WORK TO DO.
Reproduce verbatim the lines starting at the beginning of the records and ending at the line containing "select-button-label: SELECTEAZA: [1651, 719, 1737, 734]", including both of those lines.

[Coordinate annotation records]
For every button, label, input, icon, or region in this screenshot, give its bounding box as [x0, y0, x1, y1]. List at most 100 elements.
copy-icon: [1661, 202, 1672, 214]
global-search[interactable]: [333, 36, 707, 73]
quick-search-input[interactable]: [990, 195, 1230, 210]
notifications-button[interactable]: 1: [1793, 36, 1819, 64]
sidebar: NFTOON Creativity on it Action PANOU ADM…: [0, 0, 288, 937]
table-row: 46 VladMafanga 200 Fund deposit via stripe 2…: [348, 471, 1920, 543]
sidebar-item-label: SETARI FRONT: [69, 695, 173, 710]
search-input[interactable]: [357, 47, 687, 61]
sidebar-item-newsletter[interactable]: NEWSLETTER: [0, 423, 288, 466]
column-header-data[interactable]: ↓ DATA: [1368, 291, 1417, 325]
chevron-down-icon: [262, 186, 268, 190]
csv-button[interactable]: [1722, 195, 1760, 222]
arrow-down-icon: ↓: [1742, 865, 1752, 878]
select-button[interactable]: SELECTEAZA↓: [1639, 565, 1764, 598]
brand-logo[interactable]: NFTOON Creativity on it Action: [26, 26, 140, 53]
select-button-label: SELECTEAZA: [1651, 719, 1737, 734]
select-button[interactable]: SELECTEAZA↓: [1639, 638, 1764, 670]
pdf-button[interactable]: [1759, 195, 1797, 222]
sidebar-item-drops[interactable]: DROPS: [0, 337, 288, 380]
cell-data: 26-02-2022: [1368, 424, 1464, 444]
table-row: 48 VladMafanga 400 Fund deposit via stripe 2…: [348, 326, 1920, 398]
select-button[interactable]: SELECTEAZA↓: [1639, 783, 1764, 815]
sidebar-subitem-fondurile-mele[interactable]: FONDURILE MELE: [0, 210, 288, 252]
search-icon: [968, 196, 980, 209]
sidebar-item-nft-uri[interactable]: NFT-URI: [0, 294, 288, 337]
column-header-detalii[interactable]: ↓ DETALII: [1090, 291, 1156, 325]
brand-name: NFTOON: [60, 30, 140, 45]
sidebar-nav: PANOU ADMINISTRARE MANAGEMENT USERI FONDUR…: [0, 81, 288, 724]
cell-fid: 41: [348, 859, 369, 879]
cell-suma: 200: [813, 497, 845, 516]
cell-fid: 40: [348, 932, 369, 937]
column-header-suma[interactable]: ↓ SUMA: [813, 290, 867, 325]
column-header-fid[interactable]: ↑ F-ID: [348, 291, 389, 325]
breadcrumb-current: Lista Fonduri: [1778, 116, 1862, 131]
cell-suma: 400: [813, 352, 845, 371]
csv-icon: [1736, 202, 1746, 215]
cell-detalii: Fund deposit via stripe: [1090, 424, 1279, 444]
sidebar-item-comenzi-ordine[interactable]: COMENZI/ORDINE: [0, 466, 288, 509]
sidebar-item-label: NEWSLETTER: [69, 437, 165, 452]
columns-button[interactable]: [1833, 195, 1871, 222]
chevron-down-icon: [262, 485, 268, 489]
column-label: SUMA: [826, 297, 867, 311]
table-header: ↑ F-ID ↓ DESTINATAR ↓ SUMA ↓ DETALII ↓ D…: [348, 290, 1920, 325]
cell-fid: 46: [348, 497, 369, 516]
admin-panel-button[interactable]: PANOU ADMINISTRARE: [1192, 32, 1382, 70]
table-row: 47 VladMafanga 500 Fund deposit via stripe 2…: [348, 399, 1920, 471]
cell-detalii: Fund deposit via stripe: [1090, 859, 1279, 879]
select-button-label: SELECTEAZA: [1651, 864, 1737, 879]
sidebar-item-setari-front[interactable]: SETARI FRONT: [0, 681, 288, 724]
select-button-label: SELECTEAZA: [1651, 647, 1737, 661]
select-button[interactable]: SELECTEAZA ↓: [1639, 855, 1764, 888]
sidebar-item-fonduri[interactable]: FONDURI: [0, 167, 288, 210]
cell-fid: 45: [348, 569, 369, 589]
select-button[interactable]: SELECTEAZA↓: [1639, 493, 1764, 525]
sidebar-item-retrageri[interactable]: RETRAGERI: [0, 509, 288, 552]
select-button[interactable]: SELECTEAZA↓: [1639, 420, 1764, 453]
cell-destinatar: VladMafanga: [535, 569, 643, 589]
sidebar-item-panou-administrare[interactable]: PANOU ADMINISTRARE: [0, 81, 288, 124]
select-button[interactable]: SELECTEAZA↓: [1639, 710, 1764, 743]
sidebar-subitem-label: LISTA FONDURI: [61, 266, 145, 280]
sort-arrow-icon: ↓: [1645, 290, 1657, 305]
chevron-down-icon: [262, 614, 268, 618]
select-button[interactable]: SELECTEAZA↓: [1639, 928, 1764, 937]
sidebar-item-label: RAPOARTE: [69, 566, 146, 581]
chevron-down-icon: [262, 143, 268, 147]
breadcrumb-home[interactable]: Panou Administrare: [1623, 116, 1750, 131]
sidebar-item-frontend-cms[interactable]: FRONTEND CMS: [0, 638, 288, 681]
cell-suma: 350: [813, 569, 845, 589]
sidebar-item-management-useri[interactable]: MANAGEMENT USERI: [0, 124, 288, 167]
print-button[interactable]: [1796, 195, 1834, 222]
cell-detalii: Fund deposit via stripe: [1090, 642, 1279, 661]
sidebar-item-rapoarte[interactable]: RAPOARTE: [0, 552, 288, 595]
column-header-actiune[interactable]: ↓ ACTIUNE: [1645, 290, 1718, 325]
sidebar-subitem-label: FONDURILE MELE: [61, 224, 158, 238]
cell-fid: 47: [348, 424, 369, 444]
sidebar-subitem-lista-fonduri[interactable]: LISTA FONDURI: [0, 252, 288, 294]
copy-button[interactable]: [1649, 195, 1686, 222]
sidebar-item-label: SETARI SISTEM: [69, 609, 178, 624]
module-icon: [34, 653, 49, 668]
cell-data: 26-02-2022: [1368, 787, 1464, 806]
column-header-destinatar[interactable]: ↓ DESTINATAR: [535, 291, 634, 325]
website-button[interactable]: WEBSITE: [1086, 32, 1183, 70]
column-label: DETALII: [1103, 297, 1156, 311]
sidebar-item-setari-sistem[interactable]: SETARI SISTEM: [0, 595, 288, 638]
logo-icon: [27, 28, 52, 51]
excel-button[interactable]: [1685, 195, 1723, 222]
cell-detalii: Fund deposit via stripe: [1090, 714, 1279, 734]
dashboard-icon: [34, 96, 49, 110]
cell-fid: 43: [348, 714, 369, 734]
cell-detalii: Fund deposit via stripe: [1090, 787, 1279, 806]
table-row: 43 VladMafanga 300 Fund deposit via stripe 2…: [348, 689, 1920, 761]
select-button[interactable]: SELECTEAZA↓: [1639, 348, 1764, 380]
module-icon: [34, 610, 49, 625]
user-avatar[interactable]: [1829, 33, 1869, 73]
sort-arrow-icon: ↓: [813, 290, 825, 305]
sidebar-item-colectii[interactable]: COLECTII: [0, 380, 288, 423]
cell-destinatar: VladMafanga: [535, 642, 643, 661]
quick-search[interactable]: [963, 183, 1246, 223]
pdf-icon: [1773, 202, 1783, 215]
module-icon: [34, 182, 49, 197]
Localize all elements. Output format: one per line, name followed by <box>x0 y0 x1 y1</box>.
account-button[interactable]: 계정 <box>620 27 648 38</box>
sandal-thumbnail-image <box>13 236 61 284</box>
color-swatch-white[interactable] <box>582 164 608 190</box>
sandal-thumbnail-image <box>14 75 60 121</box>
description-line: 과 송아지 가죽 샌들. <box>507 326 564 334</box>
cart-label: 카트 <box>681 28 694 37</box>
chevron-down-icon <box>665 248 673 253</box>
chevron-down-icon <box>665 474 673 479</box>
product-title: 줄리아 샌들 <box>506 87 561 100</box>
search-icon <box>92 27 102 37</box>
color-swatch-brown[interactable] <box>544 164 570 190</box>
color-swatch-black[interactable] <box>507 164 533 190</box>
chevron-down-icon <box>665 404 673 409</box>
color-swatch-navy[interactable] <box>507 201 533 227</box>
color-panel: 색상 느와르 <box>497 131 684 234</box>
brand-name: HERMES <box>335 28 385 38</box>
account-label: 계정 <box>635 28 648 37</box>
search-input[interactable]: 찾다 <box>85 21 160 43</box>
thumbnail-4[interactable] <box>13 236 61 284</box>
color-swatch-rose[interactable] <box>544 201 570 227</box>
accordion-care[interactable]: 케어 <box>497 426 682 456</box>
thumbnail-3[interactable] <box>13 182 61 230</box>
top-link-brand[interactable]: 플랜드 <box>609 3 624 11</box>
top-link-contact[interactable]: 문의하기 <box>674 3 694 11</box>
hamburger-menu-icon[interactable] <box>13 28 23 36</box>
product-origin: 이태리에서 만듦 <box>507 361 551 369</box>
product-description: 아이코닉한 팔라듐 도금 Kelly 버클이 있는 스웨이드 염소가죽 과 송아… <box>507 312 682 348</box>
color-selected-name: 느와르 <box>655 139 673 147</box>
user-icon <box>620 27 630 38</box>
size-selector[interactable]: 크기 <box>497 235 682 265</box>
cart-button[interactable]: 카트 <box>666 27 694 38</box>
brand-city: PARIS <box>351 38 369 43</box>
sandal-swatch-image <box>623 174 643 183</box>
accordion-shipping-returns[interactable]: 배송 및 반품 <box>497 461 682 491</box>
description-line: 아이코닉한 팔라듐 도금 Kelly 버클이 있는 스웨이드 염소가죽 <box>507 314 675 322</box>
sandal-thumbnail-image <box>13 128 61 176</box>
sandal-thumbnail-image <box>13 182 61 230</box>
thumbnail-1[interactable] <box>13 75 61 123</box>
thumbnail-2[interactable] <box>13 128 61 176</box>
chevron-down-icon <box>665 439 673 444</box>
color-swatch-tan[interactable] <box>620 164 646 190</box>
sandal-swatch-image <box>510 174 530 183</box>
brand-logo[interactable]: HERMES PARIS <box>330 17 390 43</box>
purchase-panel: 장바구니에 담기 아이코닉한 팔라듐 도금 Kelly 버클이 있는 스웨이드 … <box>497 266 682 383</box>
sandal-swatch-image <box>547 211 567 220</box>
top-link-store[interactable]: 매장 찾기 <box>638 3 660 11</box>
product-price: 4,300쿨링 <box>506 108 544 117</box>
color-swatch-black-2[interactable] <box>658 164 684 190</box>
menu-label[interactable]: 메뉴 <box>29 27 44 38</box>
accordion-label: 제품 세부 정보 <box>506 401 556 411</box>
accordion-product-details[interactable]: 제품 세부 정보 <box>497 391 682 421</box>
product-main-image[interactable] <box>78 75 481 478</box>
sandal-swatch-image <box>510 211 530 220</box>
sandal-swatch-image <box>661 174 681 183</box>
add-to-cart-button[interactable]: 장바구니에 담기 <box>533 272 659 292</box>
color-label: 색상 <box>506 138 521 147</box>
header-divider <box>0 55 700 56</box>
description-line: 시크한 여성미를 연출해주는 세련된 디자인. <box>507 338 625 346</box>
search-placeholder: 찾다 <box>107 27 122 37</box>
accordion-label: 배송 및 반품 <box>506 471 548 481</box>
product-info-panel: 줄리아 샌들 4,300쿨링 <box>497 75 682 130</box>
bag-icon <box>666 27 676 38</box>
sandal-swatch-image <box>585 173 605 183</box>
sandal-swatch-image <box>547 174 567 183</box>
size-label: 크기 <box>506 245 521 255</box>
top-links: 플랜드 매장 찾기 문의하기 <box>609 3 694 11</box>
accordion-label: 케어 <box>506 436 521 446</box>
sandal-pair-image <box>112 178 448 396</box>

RESPONSE TO THE TASK.
For every button, label, input, icon, or region in this screenshot, give its bounding box as [x0, y0, x1, y1]. List at most 100 elements.
copy-icon: [1661, 202, 1672, 214]
global-search[interactable]: [333, 36, 707, 73]
quick-search-input[interactable]: [990, 195, 1230, 210]
notifications-button[interactable]: 1: [1793, 36, 1819, 64]
sidebar: NFTOON Creativity on it Action PANOU ADM…: [0, 0, 288, 937]
table-row: 46 VladMafanga 200 Fund deposit via stripe 2…: [348, 471, 1920, 543]
sidebar-item-label: SETARI FRONT: [69, 695, 173, 710]
search-input[interactable]: [357, 47, 687, 61]
sidebar-item-newsletter[interactable]: NEWSLETTER: [0, 423, 288, 466]
column-header-data[interactable]: ↓ DATA: [1368, 291, 1417, 325]
chevron-down-icon: [262, 186, 268, 190]
csv-button[interactable]: [1722, 195, 1760, 222]
arrow-down-icon: ↓: [1742, 865, 1752, 878]
select-button[interactable]: SELECTEAZA↓: [1639, 565, 1764, 598]
brand-logo[interactable]: NFTOON Creativity on it Action: [26, 26, 140, 53]
select-button-label: SELECTEAZA: [1651, 719, 1737, 734]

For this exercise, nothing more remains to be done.